▶ _Quellenauszug_

# Ubuntu 8.10 träge und langsam :-(



## Johannes7146 (5. November 2008)

hallo zusammen,
habe über mein ubuntu 8.04 ein upgrade gefahren (auf 8.10)
habe mit meinem 8.04 kaum gearbeitet und kann daher nicht sagen ob das problem dort auch schon war.

Folgends verhalten stört mich:
Scrollen im Browser (egal welcher) ist sehr träge und langsam.
genauso, wenn ich mit meiner Maus im Menu (egal welches) bewege regaiert es etwas träge.

Flash videos laufen zwar aber stottern total.

Meine CPU wird dabei nie mehr als 40% ausgelastet.
Ich vermute das irgendwelche treiber oder pakete fehlen, nur ich weiß leider nicht welche...

Eigentlich funktioniert sonst alles...
Wlan, passende Auflösung, Desktop cube (auch recht träge)

Meine Hardware: ein Thinkpad R61i
CPU: T5750 (2ghz)

▶ _Datenteil_

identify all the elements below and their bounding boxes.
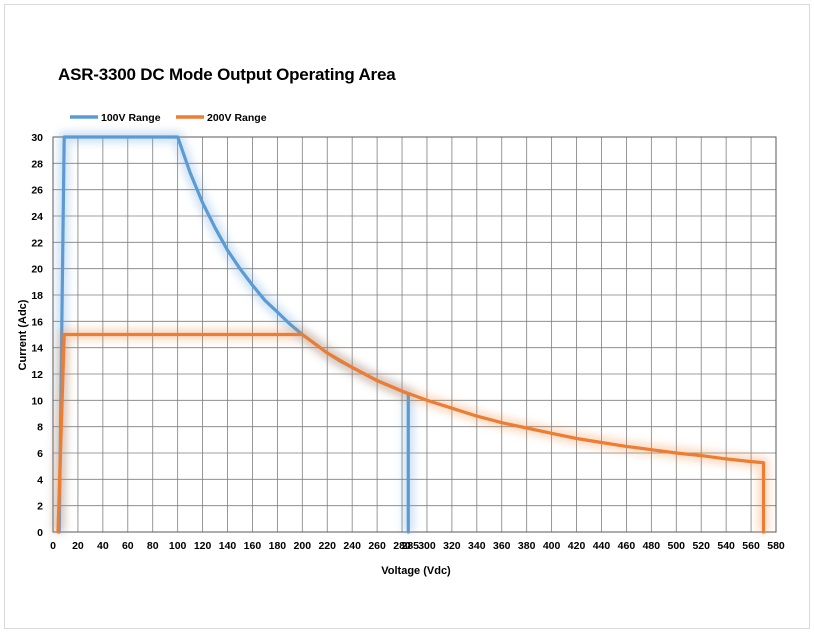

▶ _Aufgabe A_
Geben Sie den Absatz des Quellenauszugs, der mit „Folgends verhalten stört mich“ beginnt, als kurze Stichpunktliste wieder.
▶ _Aufgabe B_
Wiederholen Sie aus dem Quellenauszug wörtlich den Text von „habe mit meinem“ bis einschließlich „(auch recht träge)“.
▶ _Aufgabe C_
Welche Hardware wird im Quellenauszug angegeben?

▶ _Lösung A_
- Das Scrollen ist in jedem Browser sehr träge und langsam.
- Mausbewegungen in Menüs reagieren in jedem Menü etwas träge.

▶ _Lösung B_
habe mit meinem 8.04 kaum gearbeitet und kann daher nicht sagen ob das problem dort auch schon war.

Folgends verhalten stört mich:
Scrollen im Browser (egal welcher) ist sehr träge und langsam.
genauso, wenn ich mit meiner Maus im Menu (egal welches) bewege regaiert es etwas träge.

Flash videos laufen zwar aber stottern total.

Meine CPU wird dabei nie mehr als 40% ausgelastet.
Ich vermute das irgendwelche treiber oder pakete fehlen, nur ich weiß leider nicht welche...

Eigentlich funktioniert sonst alles...
Wlan, passende Auflösung, Desktop cube (auch recht träge)

▶ _Lösung C_
Ein Thinkpad R61i mit einer T5750-CPU (2 GHz).